Task requirements. Go through the records and show each line where the word "which" occurs.

[Stored records]

==================================================

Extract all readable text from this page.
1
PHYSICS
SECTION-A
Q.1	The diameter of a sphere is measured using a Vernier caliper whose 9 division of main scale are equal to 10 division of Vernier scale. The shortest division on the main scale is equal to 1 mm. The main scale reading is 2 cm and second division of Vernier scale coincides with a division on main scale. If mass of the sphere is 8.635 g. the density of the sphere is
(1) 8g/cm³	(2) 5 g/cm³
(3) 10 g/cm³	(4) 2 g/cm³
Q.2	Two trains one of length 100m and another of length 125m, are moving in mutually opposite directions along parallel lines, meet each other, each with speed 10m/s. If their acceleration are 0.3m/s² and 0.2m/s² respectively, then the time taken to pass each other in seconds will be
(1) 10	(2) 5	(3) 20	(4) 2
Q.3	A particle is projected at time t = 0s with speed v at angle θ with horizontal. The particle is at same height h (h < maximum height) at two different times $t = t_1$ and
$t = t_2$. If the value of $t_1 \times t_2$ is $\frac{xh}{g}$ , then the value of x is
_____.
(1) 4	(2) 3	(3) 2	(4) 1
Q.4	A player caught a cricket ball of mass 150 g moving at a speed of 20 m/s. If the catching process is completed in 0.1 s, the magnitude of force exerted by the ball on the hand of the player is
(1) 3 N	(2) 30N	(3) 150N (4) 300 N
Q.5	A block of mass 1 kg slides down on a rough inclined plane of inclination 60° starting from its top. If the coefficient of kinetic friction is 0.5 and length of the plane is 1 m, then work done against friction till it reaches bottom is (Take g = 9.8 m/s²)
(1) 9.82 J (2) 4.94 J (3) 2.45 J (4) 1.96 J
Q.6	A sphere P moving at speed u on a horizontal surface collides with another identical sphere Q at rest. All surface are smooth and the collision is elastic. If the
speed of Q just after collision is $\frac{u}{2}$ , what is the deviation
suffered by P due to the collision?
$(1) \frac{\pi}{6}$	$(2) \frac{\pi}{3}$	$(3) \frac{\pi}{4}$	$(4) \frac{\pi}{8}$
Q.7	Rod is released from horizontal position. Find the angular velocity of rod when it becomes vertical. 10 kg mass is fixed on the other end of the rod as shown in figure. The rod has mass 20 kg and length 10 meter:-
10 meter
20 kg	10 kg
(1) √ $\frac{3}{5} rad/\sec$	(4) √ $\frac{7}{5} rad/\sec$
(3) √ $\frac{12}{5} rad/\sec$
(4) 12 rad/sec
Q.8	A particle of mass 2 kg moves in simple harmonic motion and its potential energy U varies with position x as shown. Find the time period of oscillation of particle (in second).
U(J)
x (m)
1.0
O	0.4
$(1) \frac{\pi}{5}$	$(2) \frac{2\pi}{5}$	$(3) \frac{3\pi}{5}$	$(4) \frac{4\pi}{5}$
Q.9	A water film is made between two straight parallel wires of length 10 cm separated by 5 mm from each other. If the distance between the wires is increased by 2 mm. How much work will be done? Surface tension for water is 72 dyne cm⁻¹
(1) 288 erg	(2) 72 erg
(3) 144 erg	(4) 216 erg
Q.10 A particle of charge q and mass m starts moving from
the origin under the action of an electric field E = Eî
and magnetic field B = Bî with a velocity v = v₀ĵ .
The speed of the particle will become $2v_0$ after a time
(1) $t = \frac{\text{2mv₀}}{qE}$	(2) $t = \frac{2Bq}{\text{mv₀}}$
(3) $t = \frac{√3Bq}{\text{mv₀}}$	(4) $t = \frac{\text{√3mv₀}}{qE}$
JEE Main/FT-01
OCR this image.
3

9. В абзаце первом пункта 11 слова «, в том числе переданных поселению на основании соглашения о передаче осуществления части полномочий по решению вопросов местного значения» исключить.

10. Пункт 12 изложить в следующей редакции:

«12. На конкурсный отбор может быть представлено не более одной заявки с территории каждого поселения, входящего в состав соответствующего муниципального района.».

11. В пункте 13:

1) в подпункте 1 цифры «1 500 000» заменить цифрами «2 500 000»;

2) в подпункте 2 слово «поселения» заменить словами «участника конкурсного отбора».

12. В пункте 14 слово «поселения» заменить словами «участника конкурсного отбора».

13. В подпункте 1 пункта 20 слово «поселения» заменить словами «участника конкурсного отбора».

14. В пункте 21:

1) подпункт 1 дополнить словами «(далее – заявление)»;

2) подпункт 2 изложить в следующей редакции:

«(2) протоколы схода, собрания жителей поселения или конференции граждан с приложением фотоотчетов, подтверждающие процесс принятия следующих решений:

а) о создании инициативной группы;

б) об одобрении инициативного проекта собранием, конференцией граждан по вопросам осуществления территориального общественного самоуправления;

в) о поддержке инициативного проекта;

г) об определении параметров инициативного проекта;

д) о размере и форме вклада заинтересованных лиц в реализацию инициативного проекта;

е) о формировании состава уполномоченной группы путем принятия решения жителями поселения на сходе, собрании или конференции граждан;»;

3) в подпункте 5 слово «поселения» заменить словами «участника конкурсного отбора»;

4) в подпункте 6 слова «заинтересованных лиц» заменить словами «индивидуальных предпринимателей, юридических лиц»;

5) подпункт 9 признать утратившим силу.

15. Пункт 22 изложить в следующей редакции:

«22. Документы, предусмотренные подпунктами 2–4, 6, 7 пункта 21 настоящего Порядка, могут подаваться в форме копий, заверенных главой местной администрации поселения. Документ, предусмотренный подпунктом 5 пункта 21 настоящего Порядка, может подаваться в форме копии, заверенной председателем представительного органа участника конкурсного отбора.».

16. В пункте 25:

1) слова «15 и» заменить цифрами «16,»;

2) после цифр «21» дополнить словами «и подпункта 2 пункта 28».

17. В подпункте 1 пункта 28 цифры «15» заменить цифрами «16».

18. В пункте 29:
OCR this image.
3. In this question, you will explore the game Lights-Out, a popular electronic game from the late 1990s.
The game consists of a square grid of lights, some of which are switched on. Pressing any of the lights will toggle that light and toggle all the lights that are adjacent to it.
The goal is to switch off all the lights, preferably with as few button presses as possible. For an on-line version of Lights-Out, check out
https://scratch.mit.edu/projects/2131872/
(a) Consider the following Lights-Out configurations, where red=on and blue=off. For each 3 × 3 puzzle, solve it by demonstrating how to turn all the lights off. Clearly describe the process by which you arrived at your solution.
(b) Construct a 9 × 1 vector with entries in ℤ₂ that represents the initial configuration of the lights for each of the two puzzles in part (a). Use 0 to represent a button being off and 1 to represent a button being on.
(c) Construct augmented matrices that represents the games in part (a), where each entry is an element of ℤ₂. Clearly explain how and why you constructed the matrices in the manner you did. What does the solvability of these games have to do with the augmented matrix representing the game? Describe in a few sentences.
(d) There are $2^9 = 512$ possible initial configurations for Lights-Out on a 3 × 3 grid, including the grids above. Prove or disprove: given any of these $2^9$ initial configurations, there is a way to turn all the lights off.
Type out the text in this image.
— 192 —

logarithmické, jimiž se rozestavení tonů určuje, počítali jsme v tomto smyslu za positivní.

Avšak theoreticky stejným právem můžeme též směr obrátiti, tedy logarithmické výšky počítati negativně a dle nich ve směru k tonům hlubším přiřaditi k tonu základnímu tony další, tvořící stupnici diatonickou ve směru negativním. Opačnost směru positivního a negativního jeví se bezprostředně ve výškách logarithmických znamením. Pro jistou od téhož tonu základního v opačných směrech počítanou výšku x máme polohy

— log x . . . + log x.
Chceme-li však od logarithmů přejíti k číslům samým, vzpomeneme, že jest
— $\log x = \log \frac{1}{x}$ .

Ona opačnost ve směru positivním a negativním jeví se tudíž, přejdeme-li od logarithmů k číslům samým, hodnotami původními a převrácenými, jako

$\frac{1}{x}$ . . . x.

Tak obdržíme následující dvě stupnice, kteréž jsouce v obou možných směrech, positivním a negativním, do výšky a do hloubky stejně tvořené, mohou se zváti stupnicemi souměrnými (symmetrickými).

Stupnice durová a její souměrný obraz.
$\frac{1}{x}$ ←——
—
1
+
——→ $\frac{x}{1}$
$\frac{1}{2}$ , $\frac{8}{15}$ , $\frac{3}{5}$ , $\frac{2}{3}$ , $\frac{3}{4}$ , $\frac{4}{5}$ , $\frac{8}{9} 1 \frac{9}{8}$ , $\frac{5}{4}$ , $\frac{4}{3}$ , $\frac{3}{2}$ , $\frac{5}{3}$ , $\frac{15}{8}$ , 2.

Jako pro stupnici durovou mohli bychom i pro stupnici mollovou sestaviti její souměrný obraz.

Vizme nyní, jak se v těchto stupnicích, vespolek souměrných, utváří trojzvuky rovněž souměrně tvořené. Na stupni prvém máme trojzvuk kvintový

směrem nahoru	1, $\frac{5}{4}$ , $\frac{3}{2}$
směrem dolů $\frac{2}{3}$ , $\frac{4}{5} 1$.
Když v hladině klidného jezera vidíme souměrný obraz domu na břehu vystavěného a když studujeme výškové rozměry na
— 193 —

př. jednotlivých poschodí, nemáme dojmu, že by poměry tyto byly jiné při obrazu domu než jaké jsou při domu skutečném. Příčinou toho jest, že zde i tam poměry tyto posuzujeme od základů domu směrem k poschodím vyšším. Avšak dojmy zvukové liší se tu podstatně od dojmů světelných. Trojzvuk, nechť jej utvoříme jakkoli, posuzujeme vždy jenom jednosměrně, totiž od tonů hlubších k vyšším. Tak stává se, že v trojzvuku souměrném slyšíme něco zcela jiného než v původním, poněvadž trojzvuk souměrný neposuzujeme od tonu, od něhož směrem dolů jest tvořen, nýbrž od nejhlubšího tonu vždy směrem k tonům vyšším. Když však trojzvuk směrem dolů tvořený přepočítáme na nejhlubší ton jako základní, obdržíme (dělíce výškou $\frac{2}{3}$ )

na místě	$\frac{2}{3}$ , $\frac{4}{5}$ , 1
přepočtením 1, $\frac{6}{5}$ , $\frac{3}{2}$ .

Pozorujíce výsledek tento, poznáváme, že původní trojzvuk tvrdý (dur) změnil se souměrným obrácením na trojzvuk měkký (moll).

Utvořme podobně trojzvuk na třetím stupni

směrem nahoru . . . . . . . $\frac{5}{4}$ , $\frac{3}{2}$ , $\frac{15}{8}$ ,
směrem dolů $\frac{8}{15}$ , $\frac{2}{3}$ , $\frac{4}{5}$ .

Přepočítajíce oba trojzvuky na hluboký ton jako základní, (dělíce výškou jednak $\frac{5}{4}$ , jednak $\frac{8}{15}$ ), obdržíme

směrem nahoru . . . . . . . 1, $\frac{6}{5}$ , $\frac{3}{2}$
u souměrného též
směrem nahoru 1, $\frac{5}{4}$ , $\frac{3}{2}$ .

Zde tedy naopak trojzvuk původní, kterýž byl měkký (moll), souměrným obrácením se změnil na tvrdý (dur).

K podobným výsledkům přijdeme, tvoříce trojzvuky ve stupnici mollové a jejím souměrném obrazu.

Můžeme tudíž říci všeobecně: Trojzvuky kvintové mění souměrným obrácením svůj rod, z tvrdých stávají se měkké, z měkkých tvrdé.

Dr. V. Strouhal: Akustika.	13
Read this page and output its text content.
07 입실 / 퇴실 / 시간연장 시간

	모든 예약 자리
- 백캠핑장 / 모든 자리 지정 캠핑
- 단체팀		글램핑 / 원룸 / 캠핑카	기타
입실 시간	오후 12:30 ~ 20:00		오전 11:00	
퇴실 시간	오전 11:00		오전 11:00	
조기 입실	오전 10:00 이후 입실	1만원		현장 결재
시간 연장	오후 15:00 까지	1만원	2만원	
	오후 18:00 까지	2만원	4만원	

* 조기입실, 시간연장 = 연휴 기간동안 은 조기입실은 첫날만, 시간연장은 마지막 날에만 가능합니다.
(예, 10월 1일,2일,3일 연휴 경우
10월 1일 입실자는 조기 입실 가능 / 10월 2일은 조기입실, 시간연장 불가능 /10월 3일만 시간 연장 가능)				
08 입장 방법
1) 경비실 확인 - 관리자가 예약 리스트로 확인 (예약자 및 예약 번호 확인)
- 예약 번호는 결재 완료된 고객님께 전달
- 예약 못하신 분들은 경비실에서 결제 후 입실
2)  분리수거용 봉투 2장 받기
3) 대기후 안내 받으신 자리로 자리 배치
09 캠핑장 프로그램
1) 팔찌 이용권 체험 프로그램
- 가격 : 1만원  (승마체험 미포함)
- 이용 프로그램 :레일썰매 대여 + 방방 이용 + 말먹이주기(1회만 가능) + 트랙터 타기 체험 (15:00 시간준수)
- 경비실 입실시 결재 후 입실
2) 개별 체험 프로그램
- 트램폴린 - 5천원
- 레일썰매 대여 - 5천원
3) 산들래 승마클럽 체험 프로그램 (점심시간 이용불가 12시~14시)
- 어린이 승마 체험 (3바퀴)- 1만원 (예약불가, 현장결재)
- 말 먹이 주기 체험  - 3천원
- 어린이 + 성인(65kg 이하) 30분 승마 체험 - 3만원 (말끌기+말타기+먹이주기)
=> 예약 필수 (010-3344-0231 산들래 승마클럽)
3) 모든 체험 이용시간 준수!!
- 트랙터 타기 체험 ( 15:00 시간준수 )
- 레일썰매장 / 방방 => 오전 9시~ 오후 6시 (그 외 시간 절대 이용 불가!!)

==================================================

Task result.
The game consists of a square grid of lights, some of which are switched on. Pressing any of the lights will toggle that light and toggle all the lights that are adjacent to it.
(a) Consider the following Lights-Out configurations, where red=on and blue=off. For each 3 × 3 puzzle, solve it by demonstrating how to turn all the lights off. Clearly describe the process by which you arrived at your solution.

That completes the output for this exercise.